§ **INSTRUCTIONS FOR THE TASK**
Return each line of the material verbatim.

§ **SOURCE RECORDS**
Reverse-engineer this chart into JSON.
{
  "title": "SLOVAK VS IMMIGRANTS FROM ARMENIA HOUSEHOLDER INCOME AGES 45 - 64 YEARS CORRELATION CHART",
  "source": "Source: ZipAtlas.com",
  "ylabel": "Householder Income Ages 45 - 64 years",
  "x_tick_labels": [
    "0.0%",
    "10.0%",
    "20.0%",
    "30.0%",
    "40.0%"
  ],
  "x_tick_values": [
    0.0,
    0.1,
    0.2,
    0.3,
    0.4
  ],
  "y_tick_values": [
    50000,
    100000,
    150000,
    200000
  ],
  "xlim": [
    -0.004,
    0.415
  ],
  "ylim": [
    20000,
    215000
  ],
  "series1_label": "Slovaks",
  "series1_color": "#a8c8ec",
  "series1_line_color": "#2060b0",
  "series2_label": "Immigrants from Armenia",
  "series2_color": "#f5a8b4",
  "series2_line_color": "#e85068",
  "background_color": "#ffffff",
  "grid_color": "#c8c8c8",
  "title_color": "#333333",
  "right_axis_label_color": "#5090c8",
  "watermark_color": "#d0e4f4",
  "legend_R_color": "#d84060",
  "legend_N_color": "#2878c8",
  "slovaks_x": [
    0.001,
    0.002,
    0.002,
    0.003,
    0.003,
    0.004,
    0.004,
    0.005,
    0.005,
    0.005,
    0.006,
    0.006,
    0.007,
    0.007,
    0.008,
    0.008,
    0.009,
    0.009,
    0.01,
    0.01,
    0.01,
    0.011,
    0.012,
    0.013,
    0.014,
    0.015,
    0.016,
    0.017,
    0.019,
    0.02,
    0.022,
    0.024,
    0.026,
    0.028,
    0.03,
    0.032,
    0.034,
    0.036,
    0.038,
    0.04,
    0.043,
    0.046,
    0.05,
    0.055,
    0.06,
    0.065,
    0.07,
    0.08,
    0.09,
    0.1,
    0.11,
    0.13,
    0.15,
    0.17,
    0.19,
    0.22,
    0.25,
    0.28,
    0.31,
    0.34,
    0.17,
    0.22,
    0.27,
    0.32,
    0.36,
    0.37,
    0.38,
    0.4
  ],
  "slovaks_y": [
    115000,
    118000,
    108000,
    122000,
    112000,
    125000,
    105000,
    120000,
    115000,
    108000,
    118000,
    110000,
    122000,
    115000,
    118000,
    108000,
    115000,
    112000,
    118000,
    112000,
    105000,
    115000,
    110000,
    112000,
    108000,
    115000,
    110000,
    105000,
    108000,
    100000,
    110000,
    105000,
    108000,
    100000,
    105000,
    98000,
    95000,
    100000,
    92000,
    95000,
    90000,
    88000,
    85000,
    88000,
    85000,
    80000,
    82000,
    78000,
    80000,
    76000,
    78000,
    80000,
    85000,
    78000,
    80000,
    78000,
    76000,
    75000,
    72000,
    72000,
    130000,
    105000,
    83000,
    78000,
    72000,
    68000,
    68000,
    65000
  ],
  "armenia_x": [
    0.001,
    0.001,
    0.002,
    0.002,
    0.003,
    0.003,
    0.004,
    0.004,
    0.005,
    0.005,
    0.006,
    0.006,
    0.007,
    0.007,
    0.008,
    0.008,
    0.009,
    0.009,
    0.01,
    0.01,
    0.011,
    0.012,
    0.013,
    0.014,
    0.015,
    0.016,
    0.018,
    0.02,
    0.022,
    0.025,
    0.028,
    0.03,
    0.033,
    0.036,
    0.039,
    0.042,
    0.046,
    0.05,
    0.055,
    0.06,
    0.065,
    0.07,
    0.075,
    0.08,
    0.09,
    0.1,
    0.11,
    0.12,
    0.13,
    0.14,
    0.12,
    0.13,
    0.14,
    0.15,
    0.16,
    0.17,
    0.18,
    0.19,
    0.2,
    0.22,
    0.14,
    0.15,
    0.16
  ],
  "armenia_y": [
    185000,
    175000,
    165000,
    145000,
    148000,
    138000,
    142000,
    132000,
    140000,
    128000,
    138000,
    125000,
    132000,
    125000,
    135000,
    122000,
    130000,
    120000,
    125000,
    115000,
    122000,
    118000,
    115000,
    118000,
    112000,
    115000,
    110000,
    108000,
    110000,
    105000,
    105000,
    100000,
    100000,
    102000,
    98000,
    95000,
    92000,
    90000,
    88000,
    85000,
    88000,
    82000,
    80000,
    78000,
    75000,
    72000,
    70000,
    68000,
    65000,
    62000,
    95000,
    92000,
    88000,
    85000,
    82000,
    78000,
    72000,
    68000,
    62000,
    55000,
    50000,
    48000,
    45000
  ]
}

§ **OUTPUT OF THE EXERCISE**
Reverse-engineer this chart into JSON.
{
  "title": "SLOVAK VS IMMIGRANTS FROM ARMENIA HOUSEHOLDER INCOME AGES 45 - 64 YEARS CORRELATION CHART",
  "source": "Source: ZipAtlas.com",
  "ylabel": "Householder Income Ages 45 - 64 years",
  "x_tick_labels": [
    "0.0%",
    "10.0%",
    "20.0%",
    "30.0%",
    "40.0%"
  ],
  "x_tick_values": [
    0.0,
    0.1,
    0.2,
    0.3,
    0.4
  ],
  "y_tick_values": [
    50000,
    100000,
    150000,
    200000
  ],
  "xlim": [
    -0.004,
    0.415
  ],
  "ylim": [
    20000,
    215000
  ],
  "series1_label": "Slovaks",
  "series1_color": "#a8c8ec",
  "series1_line_color": "#2060b0",
  "series2_label": "Immigrants from Armenia",
  "series2_color": "#f5a8b4",
  "series2_line_color": "#e85068",
  "background_color": "#ffffff",
  "grid_color": "#c8c8c8",
  "title_color": "#333333",
  "right_axis_label_color": "#5090c8",
  "watermark_color": "#d0e4f4",
  "legend_R_color": "#d84060",
  "legend_N_color": "#2878c8",
  "slovaks_x": [
    0.001,
    0.002,
    0.002,
    0.003,
    0.003,
    0.004,
    0.004,
    0.005,
    0.005,
    0.005,
    0.006,
    0.006,
    0.007,
    0.007,
    0.008,
    0.008,
    0.009,
    0.009,
    0.01,
    0.01,
    0.01,
    0.011,
    0.012,
    0.013,
    0.014,
    0.015,
    0.016,
    0.017,
    0.019,
    0.02,
    0.022,
    0.024,
    0.026,
    0.028,
    0.03,
    0.032,
    0.034,
    0.036,
    0.038,
    0.04,
    0.043,
    0.046,
    0.05,
    0.055,
    0.06,
    0.065,
    0.07,
    0.08,
    0.09,
    0.1,
    0.11,
    0.13,
    0.15,
    0.17,
    0.19,
    0.22,
    0.25,
    0.28,
    0.31,
    0.34,
    0.17,
    0.22,
    0.27,
    0.32,
    0.36,
    0.37,
    0.38,
    0.4
  ],
  "slovaks_y": [
    115000,
    118000,
    108000,
    122000,
    112000,
    125000,
    105000,
    120000,
    115000,
    108000,
    118000,
    110000,
    122000,
    115000,
    118000,
    108000,
    115000,
    112000,
    118000,
    112000,
    105000,
    115000,
    110000,
    112000,
    108000,
    115000,
    110000,
    105000,
    108000,
    100000,
    110000,
    105000,
    108000,
    100000,
    105000,
    98000,
    95000,
    100000,
    92000,
    95000,
    90000,
    88000,
    85000,
    88000,
    85000,
    80000,
    82000,
    78000,
    80000,
    76000,
    78000,
    80000,
    85000,
    78000,
    80000,
    78000,
    76000,
    75000,
    72000,
    72000,
    130000,
    105000,
    83000,
    78000,
    72000,
    68000,
    68000,
    65000
  ],
  "armenia_x": [
    0.001,
    0.001,
    0.002,
    0.002,
    0.003,
    0.003,
    0.004,
    0.004,
    0.005,
    0.005,
    0.006,
    0.006,
    0.007,
    0.007,
    0.008,
    0.008,
    0.009,
    0.009,
    0.01,
    0.01,
    0.011,
    0.012,
    0.013,
    0.014,
    0.015,
    0.016,
    0.018,
    0.02,
    0.022,
    0.025,
    0.028,
    0.03,
    0.033,
    0.036,
    0.039,
    0.042,
    0.046,
    0.05,
    0.055,
    0.06,
    0.065,
    0.07,
    0.075,
    0.08,
    0.09,
    0.1,
    0.11,
    0.12,
    0.13,
    0.14,
    0.12,
    0.13,
    0.14,
    0.15,
    0.16,
    0.17,
    0.18,
    0.19,
    0.2,
    0.22,
    0.14,
    0.15,
    0.16
  ],
  "armenia_y": [
    185000,
    175000,
    165000,
    145000,
    148000,
    138000,
    142000,
    132000,
    140000,
    128000,
    138000,
    125000,
    132000,
    125000,
    135000,
    122000,
    130000,
    120000,
    125000,
    115000,
    122000,
    118000,
    115000,
    118000,
    112000,
    115000,
    110000,
    108000,
    110000,
    105000,
    105000,
    100000,
    100000,
    102000,
    98000,
    95000,
    92000,
    90000,
    88000,
    85000,
    88000,
    82000,
    80000,
    78000,
    75000,
    72000,
    70000,
    68000,
    65000,
    62000,
    95000,
    92000,
    88000,
    85000,
    82000,
    78000,
    72000,
    68000,
    62000,
    55000,
    50000,
    48000,
    45000
  ]
}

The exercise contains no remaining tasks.